Collected data entries:
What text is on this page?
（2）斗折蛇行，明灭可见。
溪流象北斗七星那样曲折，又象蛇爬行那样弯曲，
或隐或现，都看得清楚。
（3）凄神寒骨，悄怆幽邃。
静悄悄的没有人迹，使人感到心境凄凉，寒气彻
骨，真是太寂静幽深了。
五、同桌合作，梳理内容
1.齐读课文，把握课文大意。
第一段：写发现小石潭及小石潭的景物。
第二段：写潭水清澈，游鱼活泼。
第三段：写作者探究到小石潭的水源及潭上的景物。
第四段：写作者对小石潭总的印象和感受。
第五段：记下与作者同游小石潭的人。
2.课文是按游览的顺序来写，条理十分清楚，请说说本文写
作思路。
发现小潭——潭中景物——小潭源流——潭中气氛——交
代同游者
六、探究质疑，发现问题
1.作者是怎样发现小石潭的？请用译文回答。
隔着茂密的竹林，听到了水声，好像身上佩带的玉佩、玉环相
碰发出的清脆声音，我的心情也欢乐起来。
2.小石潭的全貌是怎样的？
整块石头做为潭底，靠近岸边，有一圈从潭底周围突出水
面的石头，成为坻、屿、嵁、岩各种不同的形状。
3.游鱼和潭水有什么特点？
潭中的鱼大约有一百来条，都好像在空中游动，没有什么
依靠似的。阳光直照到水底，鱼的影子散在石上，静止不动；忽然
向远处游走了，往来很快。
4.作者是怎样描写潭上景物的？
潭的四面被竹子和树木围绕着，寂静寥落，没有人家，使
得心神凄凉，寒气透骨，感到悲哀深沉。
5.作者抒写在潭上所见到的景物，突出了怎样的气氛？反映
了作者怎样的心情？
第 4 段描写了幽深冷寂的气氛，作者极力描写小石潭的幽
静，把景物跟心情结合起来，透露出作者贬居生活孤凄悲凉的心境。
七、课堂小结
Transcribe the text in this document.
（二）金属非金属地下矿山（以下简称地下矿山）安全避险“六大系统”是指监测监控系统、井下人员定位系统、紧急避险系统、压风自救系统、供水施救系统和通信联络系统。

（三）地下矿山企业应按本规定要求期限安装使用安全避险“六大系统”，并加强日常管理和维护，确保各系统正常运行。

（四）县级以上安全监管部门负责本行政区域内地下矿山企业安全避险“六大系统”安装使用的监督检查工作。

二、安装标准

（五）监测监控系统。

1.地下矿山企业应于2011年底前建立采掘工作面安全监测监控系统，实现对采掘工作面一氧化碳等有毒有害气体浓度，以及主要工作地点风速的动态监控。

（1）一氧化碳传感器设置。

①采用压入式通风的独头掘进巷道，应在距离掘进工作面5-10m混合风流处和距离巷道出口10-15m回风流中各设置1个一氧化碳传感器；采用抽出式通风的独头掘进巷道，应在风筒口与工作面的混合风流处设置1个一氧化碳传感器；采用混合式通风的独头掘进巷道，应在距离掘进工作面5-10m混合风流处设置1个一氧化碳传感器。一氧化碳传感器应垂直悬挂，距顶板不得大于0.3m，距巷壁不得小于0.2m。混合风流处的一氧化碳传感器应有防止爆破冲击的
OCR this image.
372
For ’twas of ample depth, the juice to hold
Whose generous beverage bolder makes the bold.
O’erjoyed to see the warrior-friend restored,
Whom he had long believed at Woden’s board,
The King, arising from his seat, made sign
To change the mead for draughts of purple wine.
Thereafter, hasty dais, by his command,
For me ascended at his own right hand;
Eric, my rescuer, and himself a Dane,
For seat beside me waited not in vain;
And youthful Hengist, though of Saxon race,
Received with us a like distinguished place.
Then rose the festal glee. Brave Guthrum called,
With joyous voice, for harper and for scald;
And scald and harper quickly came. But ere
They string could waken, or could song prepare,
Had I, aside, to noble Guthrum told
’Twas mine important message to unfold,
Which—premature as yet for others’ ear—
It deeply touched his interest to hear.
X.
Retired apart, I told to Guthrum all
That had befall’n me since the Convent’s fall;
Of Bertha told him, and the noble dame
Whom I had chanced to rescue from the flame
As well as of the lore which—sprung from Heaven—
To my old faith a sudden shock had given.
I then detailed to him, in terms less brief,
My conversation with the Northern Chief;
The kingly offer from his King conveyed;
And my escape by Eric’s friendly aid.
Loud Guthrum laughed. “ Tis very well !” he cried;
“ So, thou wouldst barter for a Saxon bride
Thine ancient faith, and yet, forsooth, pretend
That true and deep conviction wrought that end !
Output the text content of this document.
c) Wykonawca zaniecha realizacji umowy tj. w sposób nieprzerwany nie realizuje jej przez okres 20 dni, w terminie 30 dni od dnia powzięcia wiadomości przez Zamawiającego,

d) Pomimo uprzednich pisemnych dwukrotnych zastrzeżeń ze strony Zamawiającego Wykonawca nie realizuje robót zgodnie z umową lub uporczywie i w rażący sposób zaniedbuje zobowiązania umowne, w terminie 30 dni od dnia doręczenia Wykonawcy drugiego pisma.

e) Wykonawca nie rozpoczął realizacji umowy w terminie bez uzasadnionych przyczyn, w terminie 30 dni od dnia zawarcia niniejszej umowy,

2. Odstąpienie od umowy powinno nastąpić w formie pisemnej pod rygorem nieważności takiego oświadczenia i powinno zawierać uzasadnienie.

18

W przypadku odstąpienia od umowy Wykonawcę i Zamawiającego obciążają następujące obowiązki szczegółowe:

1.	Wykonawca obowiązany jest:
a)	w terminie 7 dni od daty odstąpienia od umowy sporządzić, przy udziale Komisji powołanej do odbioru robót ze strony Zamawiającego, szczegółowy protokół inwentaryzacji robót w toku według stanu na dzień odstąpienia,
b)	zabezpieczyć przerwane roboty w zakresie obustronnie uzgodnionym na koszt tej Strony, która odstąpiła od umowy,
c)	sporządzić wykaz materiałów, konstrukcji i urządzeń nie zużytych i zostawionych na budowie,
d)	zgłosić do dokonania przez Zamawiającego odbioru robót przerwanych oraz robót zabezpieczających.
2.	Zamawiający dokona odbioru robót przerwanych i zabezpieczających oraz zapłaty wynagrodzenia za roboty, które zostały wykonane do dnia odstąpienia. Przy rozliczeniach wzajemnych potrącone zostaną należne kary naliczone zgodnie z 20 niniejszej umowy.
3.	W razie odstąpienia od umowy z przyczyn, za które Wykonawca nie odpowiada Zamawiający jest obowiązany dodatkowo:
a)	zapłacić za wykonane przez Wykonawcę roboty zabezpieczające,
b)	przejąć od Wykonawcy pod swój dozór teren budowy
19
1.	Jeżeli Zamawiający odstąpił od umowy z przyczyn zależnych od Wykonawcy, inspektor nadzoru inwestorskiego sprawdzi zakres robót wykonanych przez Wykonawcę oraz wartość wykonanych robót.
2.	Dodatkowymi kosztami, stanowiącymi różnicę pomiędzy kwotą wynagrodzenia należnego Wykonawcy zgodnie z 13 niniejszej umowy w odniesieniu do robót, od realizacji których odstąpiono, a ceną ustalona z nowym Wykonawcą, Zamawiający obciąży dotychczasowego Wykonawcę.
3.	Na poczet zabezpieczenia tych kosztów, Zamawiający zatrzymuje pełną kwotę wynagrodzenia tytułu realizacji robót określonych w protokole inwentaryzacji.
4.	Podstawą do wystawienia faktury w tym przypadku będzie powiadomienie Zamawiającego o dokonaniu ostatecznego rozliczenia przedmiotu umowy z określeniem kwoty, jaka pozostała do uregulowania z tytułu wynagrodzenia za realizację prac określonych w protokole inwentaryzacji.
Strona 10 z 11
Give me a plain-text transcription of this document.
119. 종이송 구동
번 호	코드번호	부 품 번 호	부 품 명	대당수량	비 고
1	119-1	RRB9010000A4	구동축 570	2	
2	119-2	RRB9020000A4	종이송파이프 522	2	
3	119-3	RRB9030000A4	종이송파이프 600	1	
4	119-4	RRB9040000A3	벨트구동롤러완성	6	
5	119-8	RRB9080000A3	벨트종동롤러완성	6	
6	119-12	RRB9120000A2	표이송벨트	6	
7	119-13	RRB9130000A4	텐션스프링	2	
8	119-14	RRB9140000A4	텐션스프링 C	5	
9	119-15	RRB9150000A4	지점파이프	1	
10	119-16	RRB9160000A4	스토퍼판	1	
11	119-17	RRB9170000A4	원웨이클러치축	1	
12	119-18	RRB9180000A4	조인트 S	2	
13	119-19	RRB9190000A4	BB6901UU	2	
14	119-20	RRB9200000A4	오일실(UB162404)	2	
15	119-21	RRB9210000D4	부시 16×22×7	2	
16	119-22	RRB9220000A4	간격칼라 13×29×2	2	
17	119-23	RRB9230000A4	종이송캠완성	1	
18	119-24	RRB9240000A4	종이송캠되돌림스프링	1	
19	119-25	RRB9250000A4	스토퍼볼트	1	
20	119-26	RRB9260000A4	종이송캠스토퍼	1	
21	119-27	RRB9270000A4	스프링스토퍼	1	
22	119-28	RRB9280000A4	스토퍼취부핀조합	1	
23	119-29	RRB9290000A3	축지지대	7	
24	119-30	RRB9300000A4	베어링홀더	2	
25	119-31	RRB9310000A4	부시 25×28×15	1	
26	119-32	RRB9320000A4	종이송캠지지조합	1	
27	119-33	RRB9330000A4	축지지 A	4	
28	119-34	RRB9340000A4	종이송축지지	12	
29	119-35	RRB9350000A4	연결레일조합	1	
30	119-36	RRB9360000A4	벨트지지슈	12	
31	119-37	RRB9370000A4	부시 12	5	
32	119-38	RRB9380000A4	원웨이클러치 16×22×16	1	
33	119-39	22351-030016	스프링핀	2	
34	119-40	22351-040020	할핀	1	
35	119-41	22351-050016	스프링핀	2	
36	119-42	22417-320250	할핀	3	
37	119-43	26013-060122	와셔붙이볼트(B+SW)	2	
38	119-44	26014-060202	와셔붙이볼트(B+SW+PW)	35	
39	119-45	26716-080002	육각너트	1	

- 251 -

Directive:
Give only the number of lines in the material above that hold the word "from".

Reply to the exercise:
4